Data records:

════════

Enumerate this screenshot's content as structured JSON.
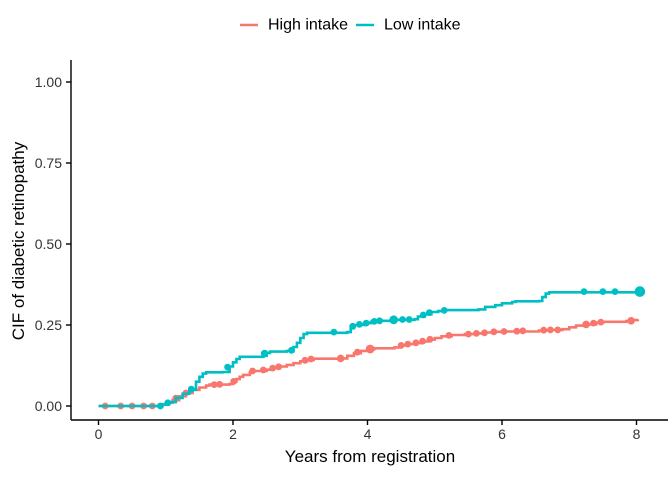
{
  "legend": {
    "items": [
      {
        "label": "High intake"
      },
      {
        "label": "Low intake"
      }
    ]
  },
  "axes": {
    "x": {
      "label": "Years from registration",
      "ticks": [
        "0",
        "2",
        "4",
        "6",
        "8"
      ],
      "tick_values": [
        0,
        2,
        4,
        6,
        8
      ],
      "range": [
        0,
        8
      ]
    },
    "y": {
      "label": "CIF of diabetic retinopathy",
      "ticks": [
        "0.00",
        "0.25",
        "0.50",
        "0.75",
        "1.00"
      ],
      "tick_values": [
        0,
        0.25,
        0.5,
        0.75,
        1
      ],
      "range": [
        0,
        1
      ]
    }
  },
  "chart_data": {
    "type": "line",
    "subtype": "step-cumulative-incidence",
    "title": "",
    "xlabel": "Years from registration",
    "ylabel": "CIF of diabetic retinopathy",
    "xlim": [
      0,
      8.3
    ],
    "ylim": [
      0,
      1
    ],
    "grid": false,
    "legend_position": "top-center",
    "marker_meaning": "censoring-marks",
    "series": [
      {
        "name": "High intake",
        "color": "#F8766D",
        "steps": [
          [
            0,
            0
          ],
          [
            0.85,
            0
          ],
          [
            0.9,
            0.004
          ],
          [
            1.0,
            0.01
          ],
          [
            1.1,
            0.018
          ],
          [
            1.2,
            0.03
          ],
          [
            1.3,
            0.04
          ],
          [
            1.4,
            0.05
          ],
          [
            1.5,
            0.057
          ],
          [
            1.6,
            0.063
          ],
          [
            1.65,
            0.066
          ],
          [
            1.95,
            0.068
          ],
          [
            2.0,
            0.075
          ],
          [
            2.05,
            0.083
          ],
          [
            2.1,
            0.09
          ],
          [
            2.15,
            0.096
          ],
          [
            2.25,
            0.103
          ],
          [
            2.3,
            0.108
          ],
          [
            2.5,
            0.112
          ],
          [
            2.6,
            0.118
          ],
          [
            2.7,
            0.122
          ],
          [
            2.8,
            0.127
          ],
          [
            2.9,
            0.132
          ],
          [
            3.0,
            0.138
          ],
          [
            3.1,
            0.142
          ],
          [
            3.2,
            0.146
          ],
          [
            3.6,
            0.147
          ],
          [
            3.7,
            0.155
          ],
          [
            3.8,
            0.163
          ],
          [
            3.9,
            0.17
          ],
          [
            4.0,
            0.175
          ],
          [
            4.1,
            0.178
          ],
          [
            4.4,
            0.181
          ],
          [
            4.5,
            0.187
          ],
          [
            4.6,
            0.191
          ],
          [
            4.7,
            0.194
          ],
          [
            4.8,
            0.199
          ],
          [
            4.9,
            0.205
          ],
          [
            5.0,
            0.21
          ],
          [
            5.1,
            0.215
          ],
          [
            5.25,
            0.219
          ],
          [
            5.45,
            0.222
          ],
          [
            5.6,
            0.224
          ],
          [
            5.75,
            0.227
          ],
          [
            5.9,
            0.229
          ],
          [
            6.0,
            0.23
          ],
          [
            6.55,
            0.233
          ],
          [
            6.7,
            0.235
          ],
          [
            6.9,
            0.237
          ],
          [
            7.0,
            0.243
          ],
          [
            7.1,
            0.248
          ],
          [
            7.25,
            0.252
          ],
          [
            7.4,
            0.257
          ],
          [
            7.5,
            0.26
          ],
          [
            7.85,
            0.262
          ],
          [
            7.95,
            0.265
          ],
          [
            8.02,
            0.268
          ]
        ],
        "markers": [
          [
            0.1,
            0,
            3.4
          ],
          [
            0.33,
            0,
            3.4
          ],
          [
            0.5,
            0,
            3.4
          ],
          [
            0.67,
            0,
            3.4
          ],
          [
            0.8,
            0,
            3.4
          ],
          [
            1.15,
            0.024,
            3.4
          ],
          [
            1.3,
            0.04,
            3.4
          ],
          [
            1.72,
            0.066,
            3.4
          ],
          [
            1.8,
            0.067,
            3.4
          ],
          [
            2.01,
            0.076,
            3.4
          ],
          [
            2.29,
            0.108,
            3.4
          ],
          [
            2.45,
            0.111,
            3.4
          ],
          [
            2.59,
            0.117,
            3.4
          ],
          [
            2.68,
            0.121,
            3.4
          ],
          [
            3.07,
            0.141,
            3.4
          ],
          [
            3.16,
            0.145,
            3.4
          ],
          [
            3.6,
            0.147,
            3.8
          ],
          [
            3.85,
            0.166,
            3.4
          ],
          [
            4.04,
            0.176,
            4.4
          ],
          [
            4.5,
            0.187,
            3.4
          ],
          [
            4.6,
            0.191,
            3.4
          ],
          [
            4.72,
            0.195,
            3.4
          ],
          [
            4.82,
            0.2,
            3.4
          ],
          [
            4.93,
            0.206,
            3.4
          ],
          [
            5.21,
            0.218,
            3.4
          ],
          [
            5.5,
            0.222,
            3.4
          ],
          [
            5.62,
            0.224,
            3.4
          ],
          [
            5.74,
            0.226,
            3.4
          ],
          [
            5.88,
            0.229,
            3.4
          ],
          [
            6.03,
            0.23,
            3.4
          ],
          [
            6.22,
            0.231,
            3.4
          ],
          [
            6.31,
            0.232,
            3.4
          ],
          [
            6.62,
            0.234,
            3.4
          ],
          [
            6.72,
            0.235,
            3.4
          ],
          [
            6.83,
            0.235,
            3.4
          ],
          [
            7.25,
            0.252,
            3.8
          ],
          [
            7.36,
            0.256,
            3.4
          ],
          [
            7.47,
            0.259,
            3.4
          ],
          [
            7.92,
            0.263,
            3.8
          ]
        ]
      },
      {
        "name": "Low intake",
        "color": "#00BFC4",
        "steps": [
          [
            0,
            0
          ],
          [
            0.88,
            0
          ],
          [
            0.95,
            0.005
          ],
          [
            1.05,
            0.012
          ],
          [
            1.15,
            0.025
          ],
          [
            1.25,
            0.038
          ],
          [
            1.35,
            0.05
          ],
          [
            1.45,
            0.075
          ],
          [
            1.5,
            0.09
          ],
          [
            1.55,
            0.1
          ],
          [
            1.6,
            0.104
          ],
          [
            1.85,
            0.105
          ],
          [
            1.95,
            0.122
          ],
          [
            2.0,
            0.135
          ],
          [
            2.05,
            0.145
          ],
          [
            2.1,
            0.152
          ],
          [
            2.45,
            0.155
          ],
          [
            2.5,
            0.164
          ],
          [
            2.55,
            0.168
          ],
          [
            2.8,
            0.17
          ],
          [
            2.9,
            0.182
          ],
          [
            2.95,
            0.195
          ],
          [
            3.0,
            0.21
          ],
          [
            3.05,
            0.222
          ],
          [
            3.1,
            0.226
          ],
          [
            3.7,
            0.228
          ],
          [
            3.75,
            0.24
          ],
          [
            3.8,
            0.25
          ],
          [
            3.95,
            0.256
          ],
          [
            4.05,
            0.26
          ],
          [
            4.15,
            0.263
          ],
          [
            4.35,
            0.266
          ],
          [
            4.7,
            0.268
          ],
          [
            4.75,
            0.276
          ],
          [
            4.85,
            0.283
          ],
          [
            4.95,
            0.29
          ],
          [
            5.05,
            0.293
          ],
          [
            5.15,
            0.296
          ],
          [
            5.65,
            0.298
          ],
          [
            5.75,
            0.306
          ],
          [
            5.9,
            0.311
          ],
          [
            6.0,
            0.317
          ],
          [
            6.15,
            0.321
          ],
          [
            6.2,
            0.323
          ],
          [
            6.55,
            0.324
          ],
          [
            6.6,
            0.336
          ],
          [
            6.65,
            0.347
          ],
          [
            6.7,
            0.351
          ],
          [
            8.05,
            0.353
          ]
        ],
        "markers": [
          [
            0.92,
            0,
            3.4
          ],
          [
            1.03,
            0.01,
            3.4
          ],
          [
            1.38,
            0.052,
            3.4
          ],
          [
            1.92,
            0.12,
            3.4
          ],
          [
            2.47,
            0.162,
            3.8
          ],
          [
            2.87,
            0.172,
            3.4
          ],
          [
            3.5,
            0.228,
            3.4
          ],
          [
            3.78,
            0.246,
            3.4
          ],
          [
            3.88,
            0.252,
            3.4
          ],
          [
            3.98,
            0.256,
            3.4
          ],
          [
            4.1,
            0.261,
            3.4
          ],
          [
            4.18,
            0.263,
            3.4
          ],
          [
            4.39,
            0.266,
            4.4
          ],
          [
            4.52,
            0.267,
            3.4
          ],
          [
            4.62,
            0.267,
            3.4
          ],
          [
            4.83,
            0.281,
            3.4
          ],
          [
            4.92,
            0.288,
            3.4
          ],
          [
            5.14,
            0.295,
            3.4
          ],
          [
            7.22,
            0.353,
            3.4
          ],
          [
            7.5,
            0.353,
            3.4
          ],
          [
            7.68,
            0.353,
            3.4
          ],
          [
            8.05,
            0.353,
            5.3
          ]
        ]
      }
    ]
  },
  "colors": {
    "high_intake": "#F8766D",
    "low_intake": "#00BFC4",
    "axis_line": "#000000",
    "tick_text": "#333333",
    "background": "#FFFFFF"
  }
}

════════

§ Your task
Scan the material above for the string "retinopathy" and report each line where you find it.

§ Solution for this exercise
      "label": "CIF of diabetic retinopathy",
    "ylabel": "CIF of diabetic retinopathy",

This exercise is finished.